## Task prompt:
Transcribe each line of the material as it is, and drop any picture.

[start]

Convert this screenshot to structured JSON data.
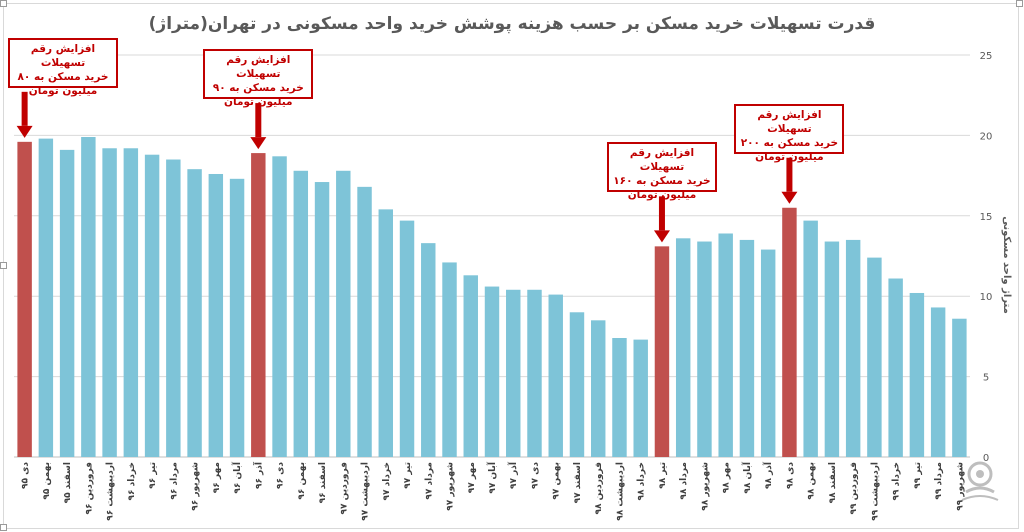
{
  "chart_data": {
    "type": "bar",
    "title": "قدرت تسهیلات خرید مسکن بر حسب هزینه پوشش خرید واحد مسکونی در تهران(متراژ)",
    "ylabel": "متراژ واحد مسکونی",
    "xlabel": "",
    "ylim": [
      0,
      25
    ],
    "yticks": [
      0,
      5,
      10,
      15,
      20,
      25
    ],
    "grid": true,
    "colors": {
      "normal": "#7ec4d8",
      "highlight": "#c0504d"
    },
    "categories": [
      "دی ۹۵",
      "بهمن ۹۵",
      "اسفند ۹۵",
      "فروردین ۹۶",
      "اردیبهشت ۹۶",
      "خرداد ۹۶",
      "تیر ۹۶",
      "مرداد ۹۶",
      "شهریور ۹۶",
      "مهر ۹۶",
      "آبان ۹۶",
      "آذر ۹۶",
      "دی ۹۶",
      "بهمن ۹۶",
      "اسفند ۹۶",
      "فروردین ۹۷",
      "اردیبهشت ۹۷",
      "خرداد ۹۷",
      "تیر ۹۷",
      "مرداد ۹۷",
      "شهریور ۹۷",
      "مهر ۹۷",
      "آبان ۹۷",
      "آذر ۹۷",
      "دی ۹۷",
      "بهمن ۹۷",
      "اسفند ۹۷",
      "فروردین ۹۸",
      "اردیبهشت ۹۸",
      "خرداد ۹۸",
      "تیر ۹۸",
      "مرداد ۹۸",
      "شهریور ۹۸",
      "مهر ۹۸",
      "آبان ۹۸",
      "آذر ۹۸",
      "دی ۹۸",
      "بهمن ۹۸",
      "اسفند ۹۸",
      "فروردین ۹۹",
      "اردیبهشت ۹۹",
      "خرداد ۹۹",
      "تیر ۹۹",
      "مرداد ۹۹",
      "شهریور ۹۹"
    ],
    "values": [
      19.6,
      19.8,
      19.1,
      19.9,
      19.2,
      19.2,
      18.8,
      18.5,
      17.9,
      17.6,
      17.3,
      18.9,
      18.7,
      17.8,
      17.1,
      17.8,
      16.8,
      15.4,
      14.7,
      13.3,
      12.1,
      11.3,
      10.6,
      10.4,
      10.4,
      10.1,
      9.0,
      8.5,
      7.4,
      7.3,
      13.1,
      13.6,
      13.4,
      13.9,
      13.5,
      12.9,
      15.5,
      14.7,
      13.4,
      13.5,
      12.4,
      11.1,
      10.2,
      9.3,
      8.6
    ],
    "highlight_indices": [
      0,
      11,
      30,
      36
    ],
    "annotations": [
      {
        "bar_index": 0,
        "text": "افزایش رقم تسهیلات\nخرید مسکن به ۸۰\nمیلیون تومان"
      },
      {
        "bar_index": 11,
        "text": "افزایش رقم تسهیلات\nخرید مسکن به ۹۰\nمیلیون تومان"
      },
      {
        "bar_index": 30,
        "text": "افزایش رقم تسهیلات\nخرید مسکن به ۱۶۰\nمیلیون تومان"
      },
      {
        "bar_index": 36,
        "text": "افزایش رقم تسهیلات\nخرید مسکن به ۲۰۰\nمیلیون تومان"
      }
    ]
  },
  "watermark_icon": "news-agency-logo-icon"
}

[end]

## Exercise solution:
Convert this screenshot to structured JSON data.
{
  "chart_data": {
    "type": "bar",
    "title": "قدرت تسهیلات خرید مسکن بر حسب هزینه پوشش خرید واحد مسکونی در تهران(متراژ)",
    "ylabel": "متراژ واحد مسکونی",
    "xlabel": "",
    "ylim": [
      0,
      25
    ],
    "yticks": [
      0,
      5,
      10,
      15,
      20,
      25
    ],
    "grid": true,
    "colors": {
      "normal": "#7ec4d8",
      "highlight": "#c0504d"
    },
    "categories": [
      "دی ۹۵",
      "بهمن ۹۵",
      "اسفند ۹۵",
      "فروردین ۹۶",
      "اردیبهشت ۹۶",
      "خرداد ۹۶",
      "تیر ۹۶",
      "مرداد ۹۶",
      "شهریور ۹۶",
      "مهر ۹۶",
      "آبان ۹۶",
      "آذر ۹۶",
      "دی ۹۶",
      "بهمن ۹۶",
      "اسفند ۹۶",
      "فروردین ۹۷",
      "اردیبهشت ۹۷",
      "خرداد ۹۷",
      "تیر ۹۷",
      "مرداد ۹۷",
      "شهریور ۹۷",
      "مهر ۹۷",
      "آبان ۹۷",
      "آذر ۹۷",
      "دی ۹۷",
      "بهمن ۹۷",
      "اسفند ۹۷",
      "فروردین ۹۸",
      "اردیبهشت ۹۸",
      "خرداد ۹۸",
      "تیر ۹۸",
      "مرداد ۹۸",
      "شهریور ۹۸",
      "مهر ۹۸",
      "آبان ۹۸",
      "آذر ۹۸",
      "دی ۹۸",
      "بهمن ۹۸",
      "اسفند ۹۸",
      "فروردین ۹۹",
      "اردیبهشت ۹۹",
      "خرداد ۹۹",
      "تیر ۹۹",
      "مرداد ۹۹",
      "شهریور ۹۹"
    ],
    "values": [
      19.6,
      19.8,
      19.1,
      19.9,
      19.2,
      19.2,
      18.8,
      18.5,
      17.9,
      17.6,
      17.3,
      18.9,
      18.7,
      17.8,
      17.1,
      17.8,
      16.8,
      15.4,
      14.7,
      13.3,
      12.1,
      11.3,
      10.6,
      10.4,
      10.4,
      10.1,
      9.0,
      8.5,
      7.4,
      7.3,
      13.1,
      13.6,
      13.4,
      13.9,
      13.5,
      12.9,
      15.5,
      14.7,
      13.4,
      13.5,
      12.4,
      11.1,
      10.2,
      9.3,
      8.6
    ],
    "highlight_indices": [
      0,
      11,
      30,
      36
    ],
    "annotations": [
      {
        "bar_index": 0,
        "text": "افزایش رقم تسهیلات\nخرید مسکن به ۸۰\nمیلیون تومان"
      },
      {
        "bar_index": 11,
        "text": "افزایش رقم تسهیلات\nخرید مسکن به ۹۰\nمیلیون تومان"
      },
      {
        "bar_index": 30,
        "text": "افزایش رقم تسهیلات\nخرید مسکن به ۱۶۰\nمیلیون تومان"
      },
      {
        "bar_index": 36,
        "text": "افزایش رقم تسهیلات\nخرید مسکن به ۲۰۰\nمیلیون تومان"
      }
    ]
  },
  "watermark_icon": "news-agency-logo-icon"
}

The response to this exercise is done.